■ Task instructions
Sort through the entries below and pull out lines containing the word "décision".

■ Rows
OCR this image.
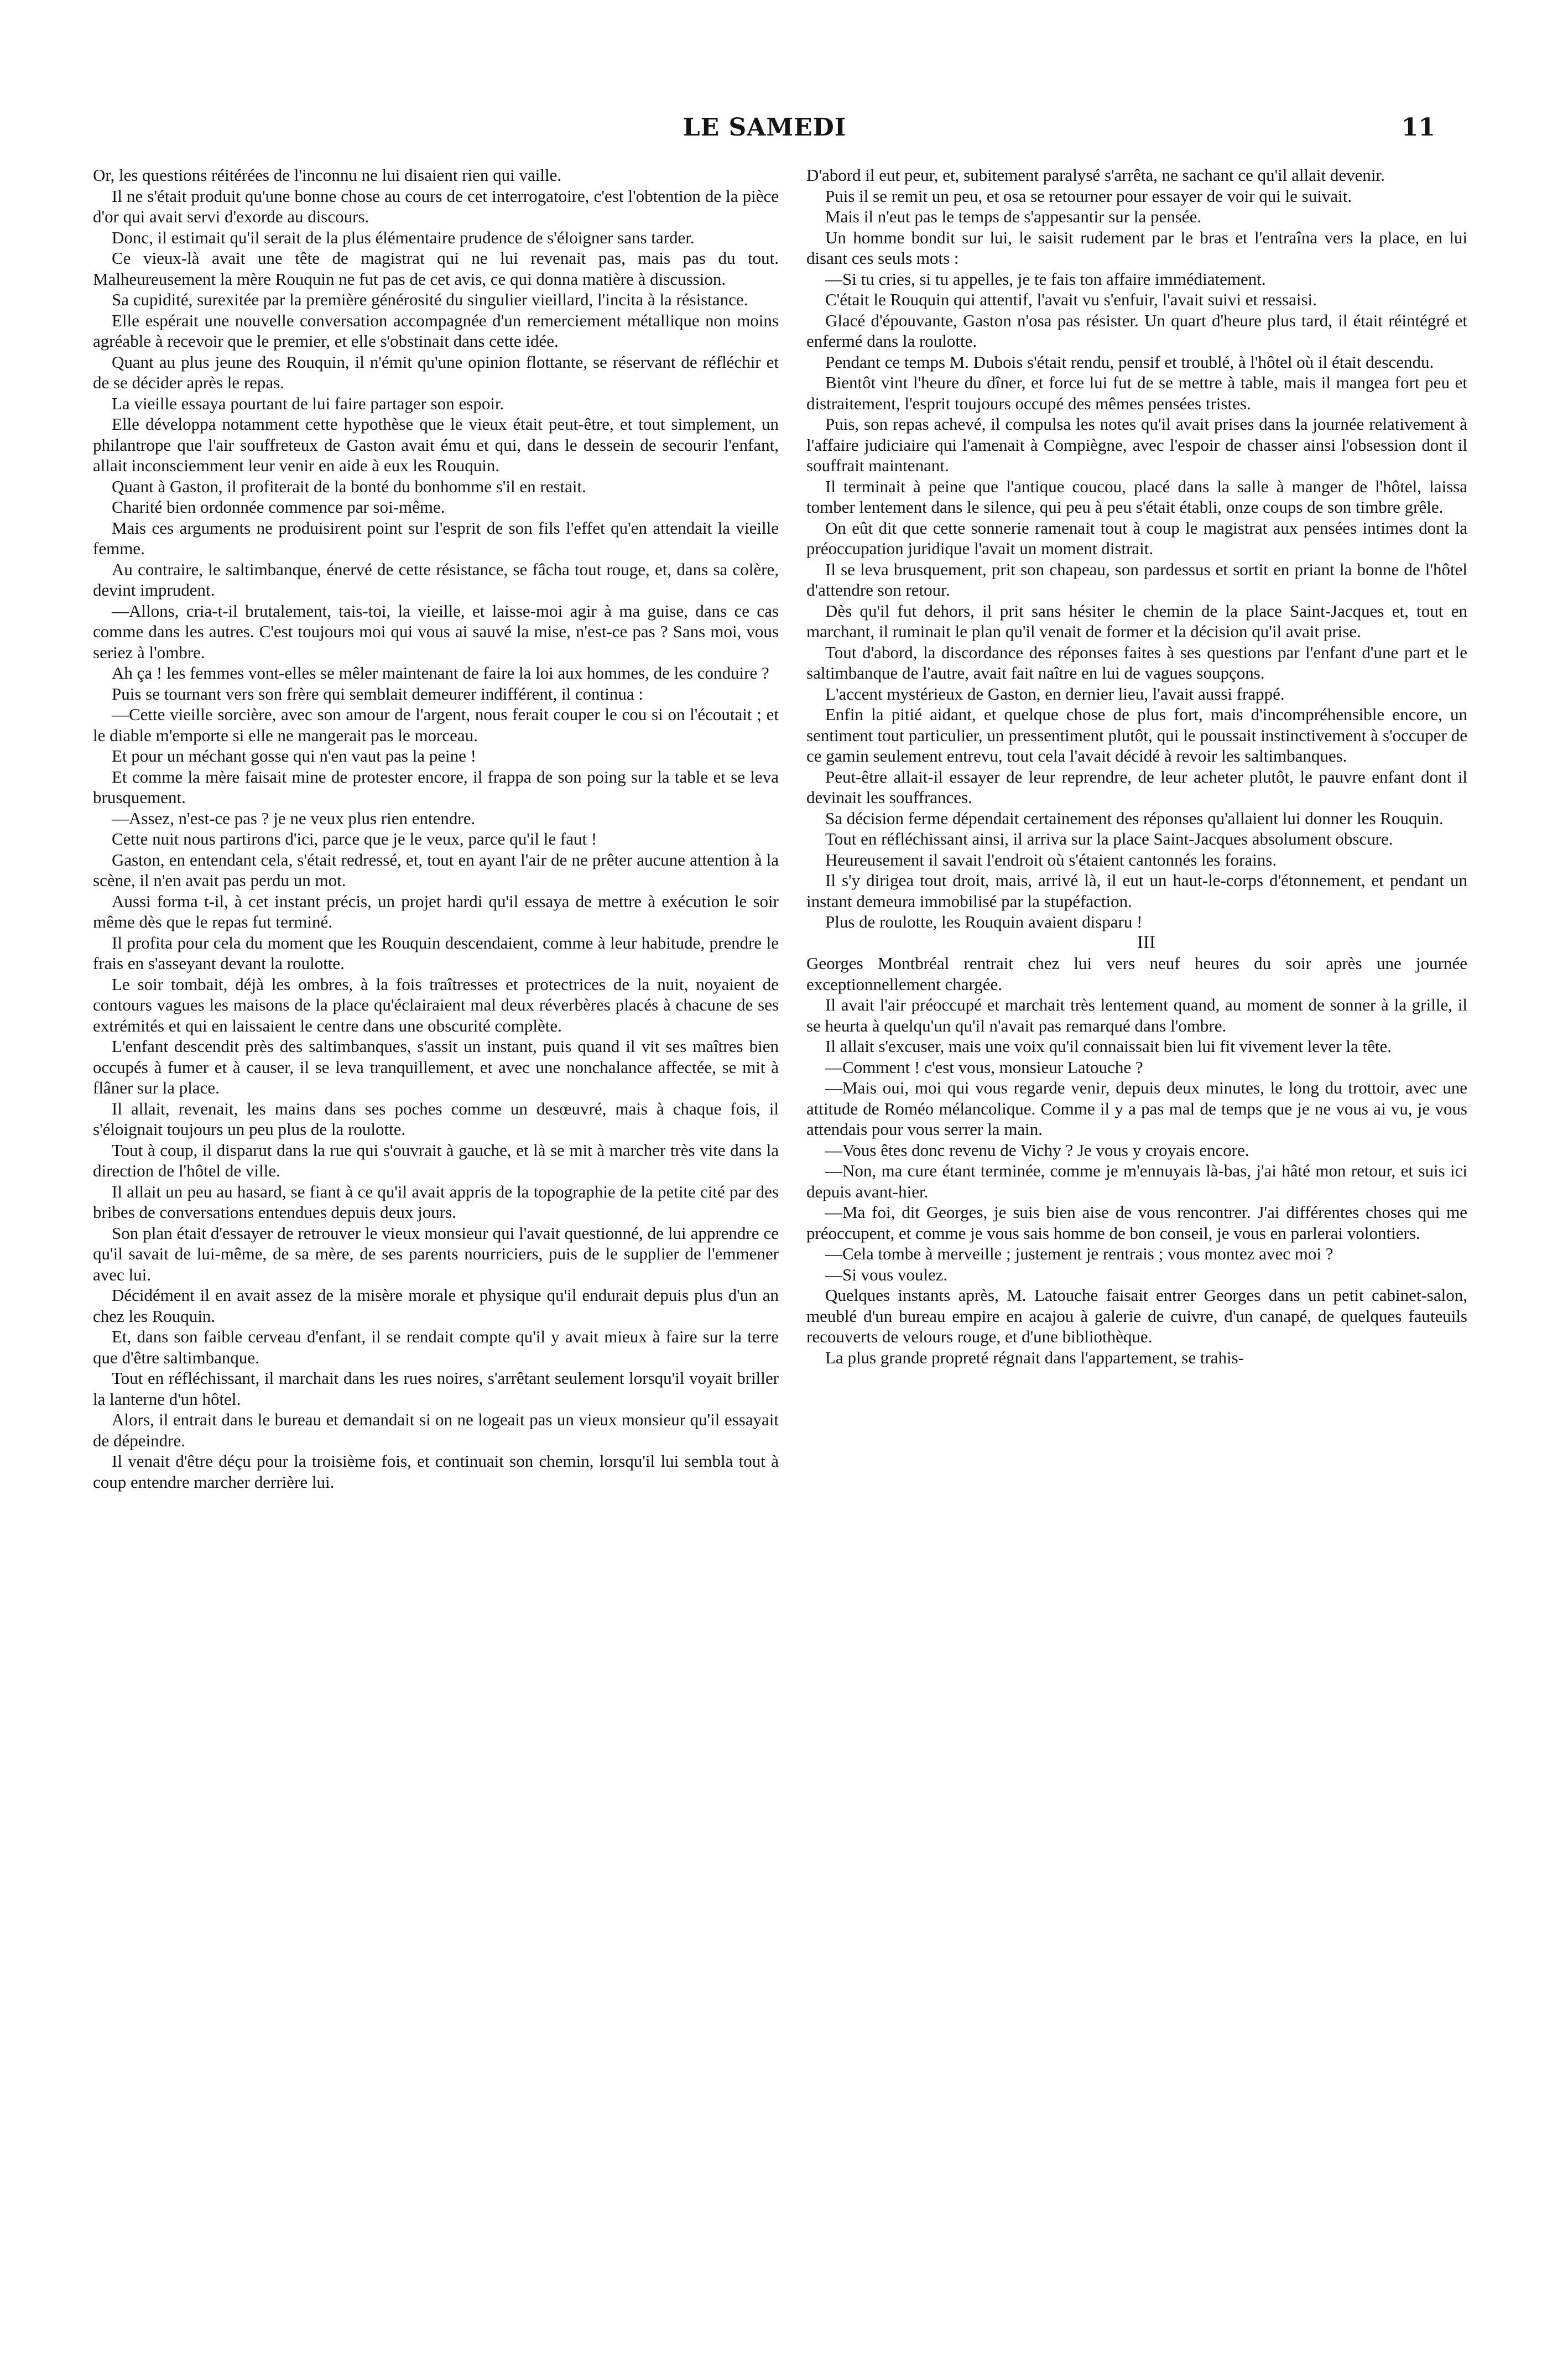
LE SAMEDI	11

Or, les questions réitérées de l'inconnu ne lui disaient rien qui vaille.

Il ne s'était produit qu'une bonne chose au cours de cet interrogatoire, c'est l'obtention de la pièce d'or qui avait servi d'exorde au discours.

Donc, il estimait qu'il serait de la plus élémentaire prudence de s'éloigner sans tarder.

Ce vieux-là avait une tête de magistrat qui ne lui revenait pas, mais pas du tout. Malheureusement la mère Rouquin ne fut pas de cet avis, ce qui donna matière à discussion.

Sa cupidité, surexitée par la première générosité du singulier vieillard, l'incita à la résistance.

Elle espérait une nouvelle conversation accompagnée d'un remerciement métallique non moins agréable à recevoir que le premier, et elle s'obstinait dans cette idée.

Quant au plus jeune des Rouquin, il n'émit qu'une opinion flottante, se réservant de réfléchir et de se décider après le repas.

La vieille essaya pourtant de lui faire partager son espoir.

Elle développa notamment cette hypothèse que le vieux était peut-être, et tout simplement, un philantrope que l'air souffreteux de Gaston avait ému et qui, dans le dessein de secourir l'enfant, allait inconsciemment leur venir en aide à eux les Rouquin.

Quant à Gaston, il profiterait de la bonté du bonhomme s'il en restait.

Charité bien ordonnée commence par soi-même.

Mais ces arguments ne produisirent point sur l'esprit de son fils l'effet qu'en attendait la vieille femme.

Au contraire, le saltimbanque, énervé de cette résistance, se fâcha tout rouge, et, dans sa colère, devint imprudent.

—Allons, cria-t-il brutalement, tais-toi, la vieille, et laisse-moi agir à ma guise, dans ce cas comme dans les autres. C'est toujours moi qui vous ai sauvé la mise, n'est-ce pas ? Sans moi, vous seriez à l'ombre.

Ah ça ! les femmes vont-elles se mêler maintenant de faire la loi aux hommes, de les conduire ?

Puis se tournant vers son frère qui semblait demeurer indifférent, il continua :

—Cette vieille sorcière, avec son amour de l'argent, nous ferait couper le cou si on l'écoutait ; et le diable m'emporte si elle ne mangerait pas le morceau.

Et pour un méchant gosse qui n'en vaut pas la peine !

Et comme la mère faisait mine de protester encore, il frappa de son poing sur la table et se leva brusquement.

—Assez, n'est-ce pas ? je ne veux plus rien entendre.

Cette nuit nous partirons d'ici, parce que je le veux, parce qu'il le faut !

Gaston, en entendant cela, s'était redressé, et, tout en ayant l'air de ne prêter aucune attention à la scène, il n'en avait pas perdu un mot.

Aussi forma t-il, à cet instant précis, un projet hardi qu'il essaya de mettre à exécution le soir même dès que le repas fut terminé.

Il profita pour cela du moment que les Rouquin descendaient, comme à leur habitude, prendre le frais en s'asseyant devant la roulotte.

Le soir tombait, déjà les ombres, à la fois traîtresses et protectrices de la nuit, noyaient de contours vagues les maisons de la place qu'éclairaient mal deux réverbères placés à chacune de ses extrémités et qui en laissaient le centre dans une obscurité complète.

L'enfant descendit près des saltimbanques, s'assit un instant, puis quand il vit ses maîtres bien occupés à fumer et à causer, il se leva tranquillement, et avec une nonchalance affectée, se mit à flâner sur la place.

Il allait, revenait, les mains dans ses poches comme un desœuvré, mais à chaque fois, il s'éloignait toujours un peu plus de la roulotte.

Tout à coup, il disparut dans la rue qui s'ouvrait à gauche, et là se mit à marcher très vite dans la direction de l'hôtel de ville.

Il allait un peu au hasard, se fiant à ce qu'il avait appris de la topographie de la petite cité par des bribes de conversations entendues depuis deux jours.

Son plan était d'essayer de retrouver le vieux monsieur qui l'avait questionné, de lui apprendre ce qu'il savait de lui-même, de sa mère, de ses parents nourriciers, puis de le supplier de l'emmener avec lui.

Décidément il en avait assez de la misère morale et physique qu'il endurait depuis plus d'un an chez les Rouquin.

Et, dans son faible cerveau d'enfant, il se rendait compte qu'il y avait mieux à faire sur la terre que d'être saltimbanque.

Tout en réfléchissant, il marchait dans les rues noires, s'arrêtant seulement lorsqu'il voyait briller la lanterne d'un hôtel.

Alors, il entrait dans le bureau et demandait si on ne logeait pas un vieux monsieur qu'il essayait de dépeindre.

Il venait d'être déçu pour la troisième fois, et continuait son chemin, lorsqu'il lui sembla tout à coup entendre marcher derrière lui.

D'abord il eut peur, et, subitement paralysé s'arrêta, ne sachant ce qu'il allait devenir.

Puis il se remit un peu, et osa se retourner pour essayer de voir qui le suivait.

Mais il n'eut pas le temps de s'appesantir sur la pensée.

Un homme bondit sur lui, le saisit rudement par le bras et l'entraîna vers la place, en lui disant ces seuls mots :

—Si tu cries, si tu appelles, je te fais ton affaire immédiatement.

C'était le Rouquin qui attentif, l'avait vu s'enfuir, l'avait suivi et ressaisi.

Glacé d'épouvante, Gaston n'osa pas résister. Un quart d'heure plus tard, il était réintégré et enfermé dans la roulotte.

Pendant ce temps M. Dubois s'était rendu, pensif et troublé, à l'hôtel où il était descendu.

Bientôt vint l'heure du dîner, et force lui fut de se mettre à table, mais il mangea fort peu et distraitement, l'esprit toujours occupé des mêmes pensées tristes.

Puis, son repas achevé, il compulsa les notes qu'il avait prises dans la journée relativement à l'affaire judiciaire qui l'amenait à Compiègne, avec l'espoir de chasser ainsi l'obsession dont il souffrait maintenant.

Il terminait à peine que l'antique coucou, placé dans la salle à manger de l'hôtel, laissa tomber lentement dans le silence, qui peu à peu s'était établi, onze coups de son timbre grêle.

On eût dit que cette sonnerie ramenait tout à coup le magistrat aux pensées intimes dont la préoccupation juridique l'avait un moment distrait.

Il se leva brusquement, prit son chapeau, son pardessus et sortit en priant la bonne de l'hôtel d'attendre son retour.

Dès qu'il fut dehors, il prit sans hésiter le chemin de la place Saint-Jacques et, tout en marchant, il ruminait le plan qu'il venait de former et la décision qu'il avait prise.

Tout d'abord, la discordance des réponses faites à ses questions par l'enfant d'une part et le saltimbanque de l'autre, avait fait naître en lui de vagues soupçons.

L'accent mystérieux de Gaston, en dernier lieu, l'avait aussi frappé.

Enfin la pitié aidant, et quelque chose de plus fort, mais d'incompréhensible encore, un sentiment tout particulier, un pressentiment plutôt, qui le poussait instinctivement à s'occuper de ce gamin seulement entrevu, tout cela l'avait décidé à revoir les saltimbanques.

Peut-être allait-il essayer de leur reprendre, de leur acheter plutôt, le pauvre enfant dont il devinait les souffrances.

Sa décision ferme dépendait certainement des réponses qu'allaient lui donner les Rouquin.

Tout en réfléchissant ainsi, il arriva sur la place Saint-Jacques absolument obscure.

Heureusement il savait l'endroit où s'étaient cantonnés les forains.

Il s'y dirigea tout droit, mais, arrivé là, il eut un haut-le-corps d'étonnement, et pendant un instant demeura immobilisé par la stupéfaction.

Plus de roulotte, les Rouquin avaient disparu !

III

Georges Montbréal rentrait chez lui vers neuf heures du soir après une journée exceptionnellement chargée.

Il avait l'air préoccupé et marchait très lentement quand, au moment de sonner à la grille, il se heurta à quelqu'un qu'il n'avait pas remarqué dans l'ombre.

Il allait s'excuser, mais une voix qu'il connaissait bien lui fit vivement lever la tête.

—Comment ! c'est vous, monsieur Latouche ?

—Mais oui, moi qui vous regarde venir, depuis deux minutes, le long du trottoir, avec une attitude de Roméo mélancolique. Comme il y a pas mal de temps que je ne vous ai vu, je vous attendais pour vous serrer la main.

—Vous êtes donc revenu de Vichy ? Je vous y croyais encore.

—Non, ma cure étant terminée, comme je m'ennuyais là-bas, j'ai hâté mon retour, et suis ici depuis avant-hier.

—Ma foi, dit Georges, je suis bien aise de vous rencontrer. J'ai différentes choses qui me préoccupent, et comme je vous sais homme de bon conseil, je vous en parlerai volontiers.

—Cela tombe à merveille ; justement je rentrais ; vous montez avec moi ?

—Si vous voulez.

Quelques instants après, M. Latouche faisait entrer Georges dans un petit cabinet-salon, meublé d'un bureau empire en acajou à galerie de cuivre, d'un canapé, de quelques fauteuils recouverts de velours rouge, et d'une bibliothèque.

La plus grande propreté régnait dans l'appartement, se trahis-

■ Correct response
Dès qu'il fut dehors, il prit sans hésiter le chemin de la place Saint-Jacques et, tout en marchant, il ruminait le plan qu'il venait de former et la décision qu'il avait prise.
Sa décision ferme dépendait certainement des réponses qu'allaient lui donner les Rouquin.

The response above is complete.